- Data records -

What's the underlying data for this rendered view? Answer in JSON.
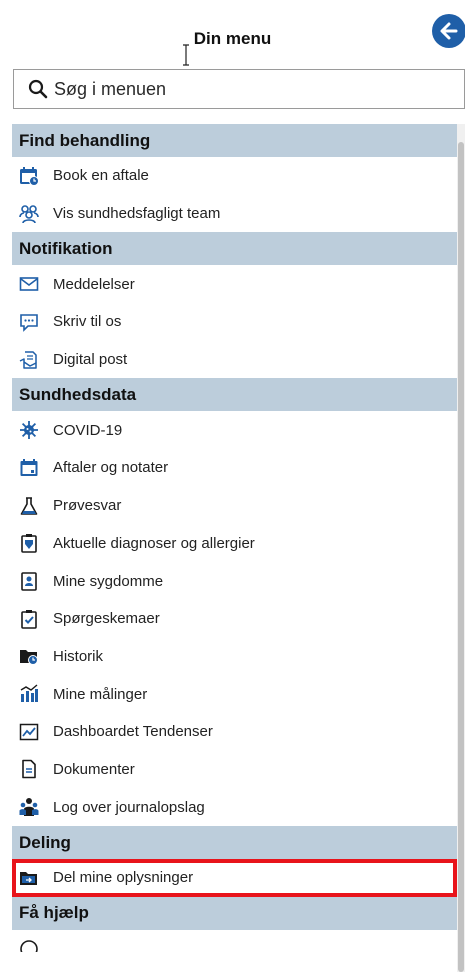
{
  "header": {
    "title": "Din menu",
    "back_label": "Tilbage"
  },
  "search": {
    "placeholder": "Søg i menuen"
  },
  "colors": {
    "accent": "#1f5fa8",
    "section_bg": "#bccddb",
    "highlight": "#e8141b"
  },
  "sections": [
    {
      "title": "Find behandling",
      "items": [
        {
          "label": "Book en aftale",
          "icon": "calendar-clock-icon"
        },
        {
          "label": "Vis sundhedsfagligt team",
          "icon": "team-icon"
        }
      ]
    },
    {
      "title": "Notifikation",
      "items": [
        {
          "label": "Meddelelser",
          "icon": "envelope-icon"
        },
        {
          "label": "Skriv til os",
          "icon": "chat-icon"
        },
        {
          "label": "Digital post",
          "icon": "digital-post-icon"
        }
      ]
    },
    {
      "title": "Sundhedsdata",
      "items": [
        {
          "label": "COVID-19",
          "icon": "virus-icon"
        },
        {
          "label": "Aftaler og notater",
          "icon": "calendar-icon"
        },
        {
          "label": "Prøvesvar",
          "icon": "flask-icon"
        },
        {
          "label": "Aktuelle diagnoser og allergier",
          "icon": "clipboard-icon"
        },
        {
          "label": "Mine sygdomme",
          "icon": "person-card-icon"
        },
        {
          "label": "Spørgeskemaer",
          "icon": "checklist-icon"
        },
        {
          "label": "Historik",
          "icon": "folder-clock-icon"
        },
        {
          "label": "Mine målinger",
          "icon": "measurements-icon"
        },
        {
          "label": "Dashboardet Tendenser",
          "icon": "trend-chart-icon"
        },
        {
          "label": "Dokumenter",
          "icon": "document-icon"
        },
        {
          "label": "Log over journalopslag",
          "icon": "people-log-icon"
        }
      ]
    },
    {
      "title": "Deling",
      "items": [
        {
          "label": "Del mine oplysninger",
          "icon": "folder-share-icon"
        }
      ]
    },
    {
      "title": "Få hjælp",
      "items": []
    }
  ]
}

- What you are asked to do -
Output the records above exactly as they are, leaving out the pictures.

- Completed exercise -
What's the underlying data for this rendered view? Answer in JSON.
{
  "header": {
    "title": "Din menu",
    "back_label": "Tilbage"
  },
  "search": {
    "placeholder": "Søg i menuen"
  },
  "colors": {
    "accent": "#1f5fa8",
    "section_bg": "#bccddb",
    "highlight": "#e8141b"
  },
  "sections": [
    {
      "title": "Find behandling",
      "items": [
        {
          "label": "Book en aftale",
          "icon": "calendar-clock-icon"
        },
        {
          "label": "Vis sundhedsfagligt team",
          "icon": "team-icon"
        }
      ]
    },
    {
      "title": "Notifikation",
      "items": [
        {
          "label": "Meddelelser",
          "icon": "envelope-icon"
        },
        {
          "label": "Skriv til os",
          "icon": "chat-icon"
        },
        {
          "label": "Digital post",
          "icon": "digital-post-icon"
        }
      ]
    },
    {
      "title": "Sundhedsdata",
      "items": [
        {
          "label": "COVID-19",
          "icon": "virus-icon"
        },
        {
          "label": "Aftaler og notater",
          "icon": "calendar-icon"
        },
        {
          "label": "Prøvesvar",
          "icon": "flask-icon"
        },
        {
          "label": "Aktuelle diagnoser og allergier",
          "icon": "clipboard-icon"
        },
        {
          "label": "Mine sygdomme",
          "icon": "person-card-icon"
        },
        {
          "label": "Spørgeskemaer",
          "icon": "checklist-icon"
        },
        {
          "label": "Historik",
          "icon": "folder-clock-icon"
        },
        {
          "label": "Mine målinger",
          "icon": "measurements-icon"
        },
        {
          "label": "Dashboardet Tendenser",
          "icon": "trend-chart-icon"
        },
        {
          "label": "Dokumenter",
          "icon": "document-icon"
        },
        {
          "label": "Log over journalopslag",
          "icon": "people-log-icon"
        }
      ]
    },
    {
      "title": "Deling",
      "items": [
        {
          "label": "Del mine oplysninger",
          "icon": "folder-share-icon"
        }
      ]
    },
    {
      "title": "Få hjælp",
      "items": []
    }
  ]
}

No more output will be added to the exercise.